• WHAT THIS TASK INVOLVES: Using the records below, count the lines with "board" in them. Give the number only.

(Stored data)
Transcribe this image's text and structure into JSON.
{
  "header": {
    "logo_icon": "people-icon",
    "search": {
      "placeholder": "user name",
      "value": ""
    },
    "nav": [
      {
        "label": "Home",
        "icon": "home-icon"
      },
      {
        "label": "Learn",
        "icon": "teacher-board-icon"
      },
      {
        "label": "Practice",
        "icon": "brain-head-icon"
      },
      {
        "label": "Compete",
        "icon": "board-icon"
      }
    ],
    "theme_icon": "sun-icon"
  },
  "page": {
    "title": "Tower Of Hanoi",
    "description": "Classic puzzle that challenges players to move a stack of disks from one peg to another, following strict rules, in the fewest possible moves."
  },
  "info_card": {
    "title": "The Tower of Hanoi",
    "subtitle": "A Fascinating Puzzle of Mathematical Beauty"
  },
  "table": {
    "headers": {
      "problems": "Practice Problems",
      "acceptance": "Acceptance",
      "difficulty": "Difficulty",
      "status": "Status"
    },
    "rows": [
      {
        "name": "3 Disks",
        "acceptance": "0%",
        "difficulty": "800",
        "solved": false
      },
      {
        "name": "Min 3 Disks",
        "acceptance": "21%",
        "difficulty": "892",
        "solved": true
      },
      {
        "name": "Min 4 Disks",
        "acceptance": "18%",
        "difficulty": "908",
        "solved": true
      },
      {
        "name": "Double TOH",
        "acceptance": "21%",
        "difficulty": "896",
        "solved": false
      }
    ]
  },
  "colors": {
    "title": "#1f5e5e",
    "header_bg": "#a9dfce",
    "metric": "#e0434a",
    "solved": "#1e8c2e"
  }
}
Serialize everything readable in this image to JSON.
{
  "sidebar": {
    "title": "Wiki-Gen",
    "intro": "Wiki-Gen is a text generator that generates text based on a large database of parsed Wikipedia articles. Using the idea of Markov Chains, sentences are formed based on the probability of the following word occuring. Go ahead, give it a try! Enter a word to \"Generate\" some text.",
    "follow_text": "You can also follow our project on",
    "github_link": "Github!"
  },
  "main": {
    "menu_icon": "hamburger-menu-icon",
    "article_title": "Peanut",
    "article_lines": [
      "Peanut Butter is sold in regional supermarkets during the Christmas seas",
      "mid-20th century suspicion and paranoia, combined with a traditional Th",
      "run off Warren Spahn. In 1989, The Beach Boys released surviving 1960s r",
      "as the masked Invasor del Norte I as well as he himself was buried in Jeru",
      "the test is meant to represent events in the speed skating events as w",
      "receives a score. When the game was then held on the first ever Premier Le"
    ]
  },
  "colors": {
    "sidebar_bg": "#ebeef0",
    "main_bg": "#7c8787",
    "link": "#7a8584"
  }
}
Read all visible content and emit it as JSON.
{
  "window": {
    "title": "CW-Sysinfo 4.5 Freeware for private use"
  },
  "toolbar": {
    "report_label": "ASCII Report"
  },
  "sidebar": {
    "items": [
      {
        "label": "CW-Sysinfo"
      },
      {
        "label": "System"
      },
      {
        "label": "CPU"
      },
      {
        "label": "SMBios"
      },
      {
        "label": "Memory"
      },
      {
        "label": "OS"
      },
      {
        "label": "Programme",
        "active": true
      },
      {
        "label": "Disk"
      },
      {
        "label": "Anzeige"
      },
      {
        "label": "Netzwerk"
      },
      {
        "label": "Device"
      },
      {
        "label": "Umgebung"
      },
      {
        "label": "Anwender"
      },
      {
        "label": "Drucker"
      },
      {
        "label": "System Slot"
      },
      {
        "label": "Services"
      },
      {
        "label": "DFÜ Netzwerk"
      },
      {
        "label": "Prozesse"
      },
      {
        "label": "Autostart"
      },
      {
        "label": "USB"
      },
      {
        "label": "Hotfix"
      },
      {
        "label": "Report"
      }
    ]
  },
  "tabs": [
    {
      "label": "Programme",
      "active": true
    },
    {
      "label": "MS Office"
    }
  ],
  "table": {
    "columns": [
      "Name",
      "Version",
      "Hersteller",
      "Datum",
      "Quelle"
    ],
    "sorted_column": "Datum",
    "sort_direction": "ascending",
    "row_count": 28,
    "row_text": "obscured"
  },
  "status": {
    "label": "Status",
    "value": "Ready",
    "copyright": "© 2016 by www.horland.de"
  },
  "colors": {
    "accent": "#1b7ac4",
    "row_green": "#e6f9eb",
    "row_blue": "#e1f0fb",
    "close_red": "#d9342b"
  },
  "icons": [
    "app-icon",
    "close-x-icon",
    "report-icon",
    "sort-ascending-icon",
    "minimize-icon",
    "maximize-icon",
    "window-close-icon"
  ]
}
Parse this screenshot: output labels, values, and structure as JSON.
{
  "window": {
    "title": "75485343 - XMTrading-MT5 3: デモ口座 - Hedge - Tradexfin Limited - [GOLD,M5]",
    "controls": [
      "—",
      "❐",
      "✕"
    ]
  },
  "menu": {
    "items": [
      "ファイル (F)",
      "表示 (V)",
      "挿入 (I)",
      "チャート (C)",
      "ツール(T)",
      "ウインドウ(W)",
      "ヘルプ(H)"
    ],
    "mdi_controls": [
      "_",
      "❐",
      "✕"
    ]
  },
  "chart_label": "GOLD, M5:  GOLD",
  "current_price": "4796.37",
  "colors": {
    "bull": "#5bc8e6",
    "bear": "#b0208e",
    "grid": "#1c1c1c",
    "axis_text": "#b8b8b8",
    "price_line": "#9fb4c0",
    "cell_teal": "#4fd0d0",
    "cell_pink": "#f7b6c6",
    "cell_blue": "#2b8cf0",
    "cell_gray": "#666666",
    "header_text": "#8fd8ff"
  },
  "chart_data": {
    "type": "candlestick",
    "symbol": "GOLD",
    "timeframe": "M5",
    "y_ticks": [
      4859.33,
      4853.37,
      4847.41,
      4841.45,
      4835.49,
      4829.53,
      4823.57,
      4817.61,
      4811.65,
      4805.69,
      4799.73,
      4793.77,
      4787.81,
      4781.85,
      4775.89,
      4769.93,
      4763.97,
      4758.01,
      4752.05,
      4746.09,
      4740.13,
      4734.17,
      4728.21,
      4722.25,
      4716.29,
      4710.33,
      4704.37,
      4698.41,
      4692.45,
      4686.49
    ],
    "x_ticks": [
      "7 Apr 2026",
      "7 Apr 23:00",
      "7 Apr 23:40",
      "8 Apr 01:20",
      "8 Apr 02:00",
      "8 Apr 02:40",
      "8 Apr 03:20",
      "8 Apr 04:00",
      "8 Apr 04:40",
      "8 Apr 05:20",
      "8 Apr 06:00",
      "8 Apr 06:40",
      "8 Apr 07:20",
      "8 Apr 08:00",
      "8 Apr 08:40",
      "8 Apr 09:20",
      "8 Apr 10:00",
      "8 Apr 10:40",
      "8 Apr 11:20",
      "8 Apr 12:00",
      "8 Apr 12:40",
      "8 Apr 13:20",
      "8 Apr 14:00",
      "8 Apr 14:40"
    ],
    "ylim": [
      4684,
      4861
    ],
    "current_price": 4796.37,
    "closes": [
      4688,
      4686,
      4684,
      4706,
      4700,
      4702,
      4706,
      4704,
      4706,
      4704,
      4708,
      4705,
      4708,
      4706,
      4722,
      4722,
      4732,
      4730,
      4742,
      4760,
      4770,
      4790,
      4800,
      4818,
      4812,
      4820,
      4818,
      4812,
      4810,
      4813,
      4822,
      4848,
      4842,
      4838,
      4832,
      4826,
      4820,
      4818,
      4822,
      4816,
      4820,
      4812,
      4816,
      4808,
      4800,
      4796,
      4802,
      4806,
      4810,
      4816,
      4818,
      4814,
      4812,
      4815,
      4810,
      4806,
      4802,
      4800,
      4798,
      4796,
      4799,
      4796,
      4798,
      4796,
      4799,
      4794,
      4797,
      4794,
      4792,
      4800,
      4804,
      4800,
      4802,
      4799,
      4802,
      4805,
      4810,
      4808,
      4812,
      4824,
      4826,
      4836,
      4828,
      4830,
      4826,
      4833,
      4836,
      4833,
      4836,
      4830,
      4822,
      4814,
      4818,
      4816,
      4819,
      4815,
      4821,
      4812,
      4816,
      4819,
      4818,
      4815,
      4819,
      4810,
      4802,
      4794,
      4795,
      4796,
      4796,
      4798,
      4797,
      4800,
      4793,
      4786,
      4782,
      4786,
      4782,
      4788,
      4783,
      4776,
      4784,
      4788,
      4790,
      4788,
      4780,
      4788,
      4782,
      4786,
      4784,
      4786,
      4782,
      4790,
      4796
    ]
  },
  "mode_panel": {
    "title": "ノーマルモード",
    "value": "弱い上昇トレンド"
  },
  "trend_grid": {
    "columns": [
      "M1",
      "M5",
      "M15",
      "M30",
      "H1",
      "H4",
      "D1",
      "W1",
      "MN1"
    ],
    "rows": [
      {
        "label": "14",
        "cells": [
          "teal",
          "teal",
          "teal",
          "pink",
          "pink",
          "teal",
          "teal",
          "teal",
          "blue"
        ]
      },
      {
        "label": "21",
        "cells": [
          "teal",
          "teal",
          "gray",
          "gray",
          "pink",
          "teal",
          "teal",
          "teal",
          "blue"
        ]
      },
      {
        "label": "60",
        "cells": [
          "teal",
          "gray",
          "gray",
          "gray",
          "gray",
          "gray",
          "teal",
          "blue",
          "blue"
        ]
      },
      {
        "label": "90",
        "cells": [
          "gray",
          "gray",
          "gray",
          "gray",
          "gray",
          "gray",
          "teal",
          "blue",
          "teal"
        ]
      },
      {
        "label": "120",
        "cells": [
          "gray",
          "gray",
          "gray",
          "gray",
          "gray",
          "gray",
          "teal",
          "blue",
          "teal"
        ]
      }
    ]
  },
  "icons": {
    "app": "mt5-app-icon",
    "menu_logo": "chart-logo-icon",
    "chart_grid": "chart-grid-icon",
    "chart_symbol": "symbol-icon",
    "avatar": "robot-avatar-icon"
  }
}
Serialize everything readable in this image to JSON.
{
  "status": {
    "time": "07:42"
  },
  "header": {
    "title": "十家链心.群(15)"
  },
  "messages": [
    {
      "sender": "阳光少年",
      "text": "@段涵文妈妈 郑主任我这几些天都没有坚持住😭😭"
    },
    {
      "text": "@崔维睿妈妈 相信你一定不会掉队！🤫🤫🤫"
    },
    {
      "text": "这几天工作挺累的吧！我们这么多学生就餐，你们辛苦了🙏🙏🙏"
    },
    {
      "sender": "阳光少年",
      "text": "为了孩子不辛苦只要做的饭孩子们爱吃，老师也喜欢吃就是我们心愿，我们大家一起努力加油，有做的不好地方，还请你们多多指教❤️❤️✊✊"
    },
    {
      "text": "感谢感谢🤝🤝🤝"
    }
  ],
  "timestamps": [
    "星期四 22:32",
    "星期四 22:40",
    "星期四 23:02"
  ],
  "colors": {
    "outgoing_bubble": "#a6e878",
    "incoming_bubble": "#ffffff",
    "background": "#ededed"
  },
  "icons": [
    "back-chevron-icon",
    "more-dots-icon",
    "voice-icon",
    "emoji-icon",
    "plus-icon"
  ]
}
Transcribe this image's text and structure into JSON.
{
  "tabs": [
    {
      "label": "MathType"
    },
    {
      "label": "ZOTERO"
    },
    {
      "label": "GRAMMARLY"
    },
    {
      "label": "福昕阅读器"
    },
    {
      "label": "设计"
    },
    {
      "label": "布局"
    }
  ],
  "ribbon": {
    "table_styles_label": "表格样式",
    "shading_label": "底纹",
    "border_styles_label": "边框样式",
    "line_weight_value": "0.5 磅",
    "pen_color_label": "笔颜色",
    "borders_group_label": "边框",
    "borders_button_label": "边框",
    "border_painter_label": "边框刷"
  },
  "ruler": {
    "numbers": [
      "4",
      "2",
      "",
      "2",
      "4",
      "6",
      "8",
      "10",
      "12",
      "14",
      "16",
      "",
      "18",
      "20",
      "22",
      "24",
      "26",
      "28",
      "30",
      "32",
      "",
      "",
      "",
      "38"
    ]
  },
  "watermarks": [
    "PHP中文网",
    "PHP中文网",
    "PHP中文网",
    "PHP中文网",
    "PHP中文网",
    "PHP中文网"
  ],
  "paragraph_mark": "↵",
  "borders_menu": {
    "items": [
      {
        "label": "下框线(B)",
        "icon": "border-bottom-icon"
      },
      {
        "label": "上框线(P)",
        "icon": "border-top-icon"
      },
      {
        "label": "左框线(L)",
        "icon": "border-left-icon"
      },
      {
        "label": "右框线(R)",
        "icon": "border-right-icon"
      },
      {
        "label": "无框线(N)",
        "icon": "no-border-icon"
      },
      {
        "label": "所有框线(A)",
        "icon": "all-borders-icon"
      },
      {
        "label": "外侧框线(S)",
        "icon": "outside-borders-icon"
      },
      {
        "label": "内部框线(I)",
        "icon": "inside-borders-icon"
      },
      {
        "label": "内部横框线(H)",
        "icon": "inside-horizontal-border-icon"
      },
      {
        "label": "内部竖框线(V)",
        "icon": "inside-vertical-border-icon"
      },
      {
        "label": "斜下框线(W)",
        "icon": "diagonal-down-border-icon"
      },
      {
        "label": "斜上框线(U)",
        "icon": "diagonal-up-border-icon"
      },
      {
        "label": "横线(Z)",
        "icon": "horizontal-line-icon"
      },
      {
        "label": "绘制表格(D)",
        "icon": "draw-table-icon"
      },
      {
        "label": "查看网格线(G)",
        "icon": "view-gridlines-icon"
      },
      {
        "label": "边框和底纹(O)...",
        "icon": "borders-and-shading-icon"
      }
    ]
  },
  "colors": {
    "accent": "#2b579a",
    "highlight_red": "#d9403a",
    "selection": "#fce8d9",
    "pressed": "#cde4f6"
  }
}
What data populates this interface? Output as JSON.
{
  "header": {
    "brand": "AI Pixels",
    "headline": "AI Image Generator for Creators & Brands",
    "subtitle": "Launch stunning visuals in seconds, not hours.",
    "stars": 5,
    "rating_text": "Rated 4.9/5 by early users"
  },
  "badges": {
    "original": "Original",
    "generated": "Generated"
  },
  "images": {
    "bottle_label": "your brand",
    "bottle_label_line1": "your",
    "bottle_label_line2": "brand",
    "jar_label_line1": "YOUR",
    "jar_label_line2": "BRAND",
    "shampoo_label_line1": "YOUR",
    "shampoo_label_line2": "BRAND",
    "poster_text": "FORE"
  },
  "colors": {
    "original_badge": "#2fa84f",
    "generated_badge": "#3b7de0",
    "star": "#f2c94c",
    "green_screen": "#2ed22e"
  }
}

• CORRECT ANSWER: 2